- Given exercise
Omit the images, then print each record below exactly as it reads.

- Raw records
╭──
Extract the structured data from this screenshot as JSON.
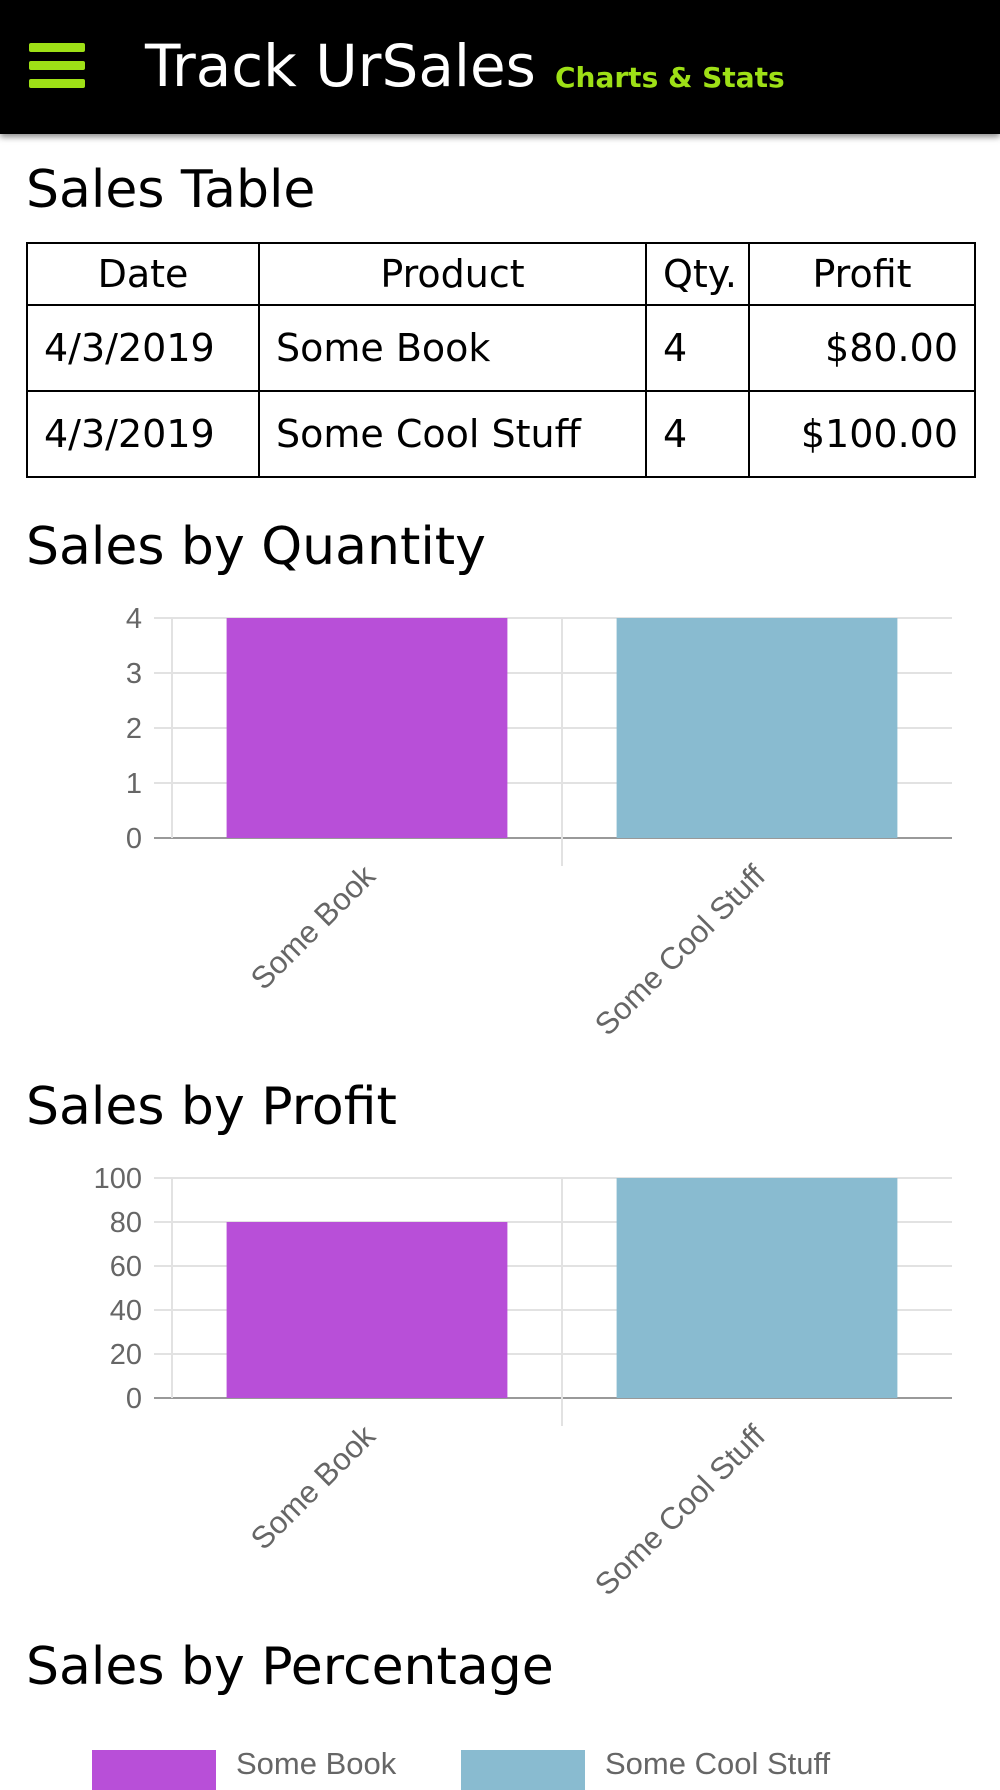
{
  "header": {
    "title": "Track UrSales",
    "subtitle": "Charts & Stats",
    "menu_icon": "hamburger-icon",
    "accent_color": "#9ee016"
  },
  "sales_table": {
    "title": "Sales Table",
    "columns": [
      "Date",
      "Product",
      "Qty.",
      "Profit"
    ],
    "rows": [
      [
        "4/3/2019",
        "Some Book",
        "4",
        "$80.00"
      ],
      [
        "4/3/2019",
        "Some Cool Stuff",
        "4",
        "$100.00"
      ]
    ]
  },
  "sections": {
    "quantity_title": "Sales by Quantity",
    "profit_title": "Sales by Profit",
    "percentage_title": "Sales by Percentage"
  },
  "chart_data": [
    {
      "type": "bar",
      "categories": [
        "Some Book",
        "Some Cool Stuff"
      ],
      "values": [
        4,
        4
      ],
      "colors": [
        "#b84fd8",
        "#89bbd0"
      ],
      "ylim": [
        0,
        4
      ],
      "yticks": [
        0,
        1,
        2,
        3,
        4
      ],
      "grid": true
    },
    {
      "type": "bar",
      "categories": [
        "Some Book",
        "Some Cool Stuff"
      ],
      "values": [
        80,
        100
      ],
      "colors": [
        "#b84fd8",
        "#89bbd0"
      ],
      "ylim": [
        0,
        100
      ],
      "yticks": [
        0,
        20,
        40,
        60,
        80,
        100
      ],
      "grid": true
    },
    {
      "type": "pie",
      "legend": [
        "Some Book",
        "Some Cool Stuff"
      ],
      "colors": [
        "#b84fd8",
        "#89bbd0"
      ],
      "legend_placement": "top"
    }
  ]
}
╰──
- Full response
Extract the structured data from this screenshot as JSON.
{
  "header": {
    "title": "Track UrSales",
    "subtitle": "Charts & Stats",
    "menu_icon": "hamburger-icon",
    "accent_color": "#9ee016"
  },
  "sales_table": {
    "title": "Sales Table",
    "columns": [
      "Date",
      "Product",
      "Qty.",
      "Profit"
    ],
    "rows": [
      [
        "4/3/2019",
        "Some Book",
        "4",
        "$80.00"
      ],
      [
        "4/3/2019",
        "Some Cool Stuff",
        "4",
        "$100.00"
      ]
    ]
  },
  "sections": {
    "quantity_title": "Sales by Quantity",
    "profit_title": "Sales by Profit",
    "percentage_title": "Sales by Percentage"
  },
  "chart_data": [
    {
      "type": "bar",
      "categories": [
        "Some Book",
        "Some Cool Stuff"
      ],
      "values": [
        4,
        4
      ],
      "colors": [
        "#b84fd8",
        "#89bbd0"
      ],
      "ylim": [
        0,
        4
      ],
      "yticks": [
        0,
        1,
        2,
        3,
        4
      ],
      "grid": true
    },
    {
      "type": "bar",
      "categories": [
        "Some Book",
        "Some Cool Stuff"
      ],
      "values": [
        80,
        100
      ],
      "colors": [
        "#b84fd8",
        "#89bbd0"
      ],
      "ylim": [
        0,
        100
      ],
      "yticks": [
        0,
        20,
        40,
        60,
        80,
        100
      ],
      "grid": true
    },
    {
      "type": "pie",
      "legend": [
        "Some Book",
        "Some Cool Stuff"
      ],
      "colors": [
        "#b84fd8",
        "#89bbd0"
      ],
      "legend_placement": "top"
    }
  ]
}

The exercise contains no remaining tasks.